▶ Dataset records:
------------------------------------------------------------
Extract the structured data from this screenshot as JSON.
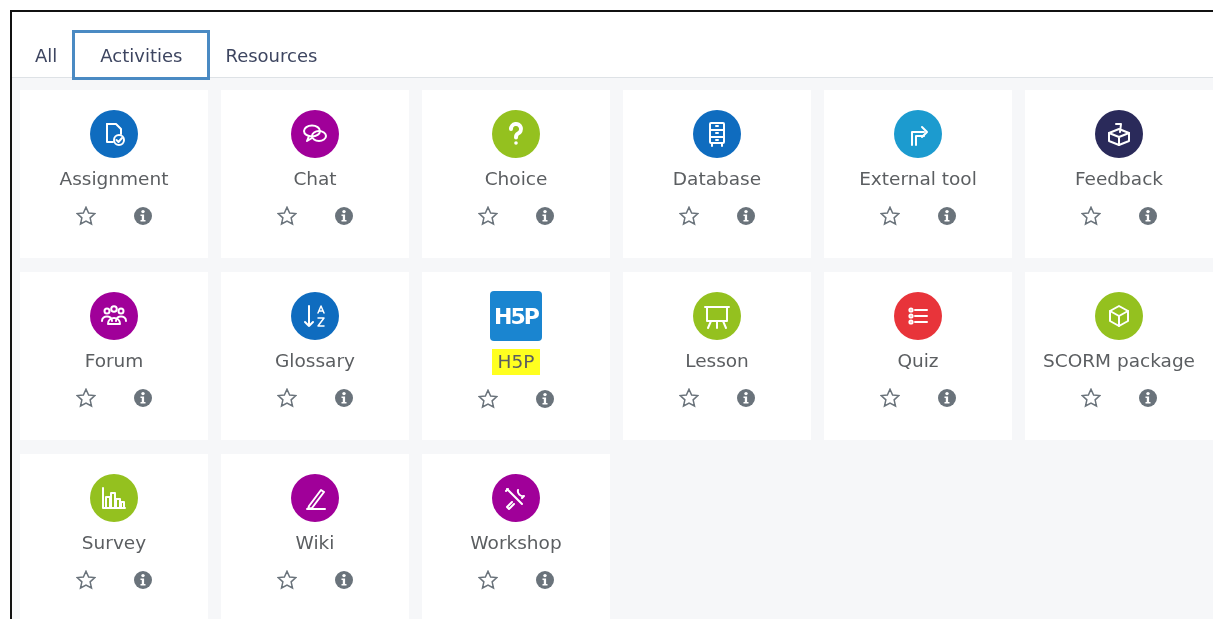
{
  "tabs": [
    {
      "label": "All",
      "selected": false
    },
    {
      "label": "Activities",
      "selected": true
    },
    {
      "label": "Resources",
      "selected": false
    }
  ],
  "activities": [
    {
      "name": "Assignment",
      "color": "#0f6cbf",
      "kind": "circle",
      "starred": false,
      "highlighted": false
    },
    {
      "name": "Chat",
      "color": "#a00099",
      "kind": "circle",
      "starred": false,
      "highlighted": false
    },
    {
      "name": "Choice",
      "color": "#94c11f",
      "kind": "circle",
      "starred": false,
      "highlighted": false
    },
    {
      "name": "Database",
      "color": "#0f6cbf",
      "kind": "circle",
      "starred": false,
      "highlighted": false
    },
    {
      "name": "External tool",
      "color": "#1c9bcf",
      "kind": "circle",
      "starred": false,
      "highlighted": false
    },
    {
      "name": "Feedback",
      "color": "#2a2a5a",
      "kind": "circle",
      "starred": false,
      "highlighted": false
    },
    {
      "name": "Forum",
      "color": "#a00099",
      "kind": "circle",
      "starred": false,
      "highlighted": false
    },
    {
      "name": "Glossary",
      "color": "#0f6cbf",
      "kind": "circle",
      "starred": false,
      "highlighted": false
    },
    {
      "name": "H5P",
      "color": "#1a85d0",
      "kind": "logo",
      "logo_text": "H5P",
      "starred": false,
      "highlighted": true
    },
    {
      "name": "Lesson",
      "color": "#94c11f",
      "kind": "circle",
      "starred": false,
      "highlighted": false
    },
    {
      "name": "Quiz",
      "color": "#e8343a",
      "kind": "circle",
      "starred": false,
      "highlighted": false
    },
    {
      "name": "SCORM package",
      "color": "#94c11f",
      "kind": "circle",
      "starred": false,
      "highlighted": false
    },
    {
      "name": "Survey",
      "color": "#94c11f",
      "kind": "circle",
      "starred": false,
      "highlighted": false
    },
    {
      "name": "Wiki",
      "color": "#a00099",
      "kind": "circle",
      "starred": false,
      "highlighted": false
    },
    {
      "name": "Workshop",
      "color": "#a00099",
      "kind": "circle",
      "starred": false,
      "highlighted": false
    }
  ]
}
------------------------------------------------------------
▶ YOUR OBJECTIVE: Copy down every line of the material above that includes the string "label".

▶ RESPONSE:
      "label": "All",
      "label": "Activities",
      "label": "Resources",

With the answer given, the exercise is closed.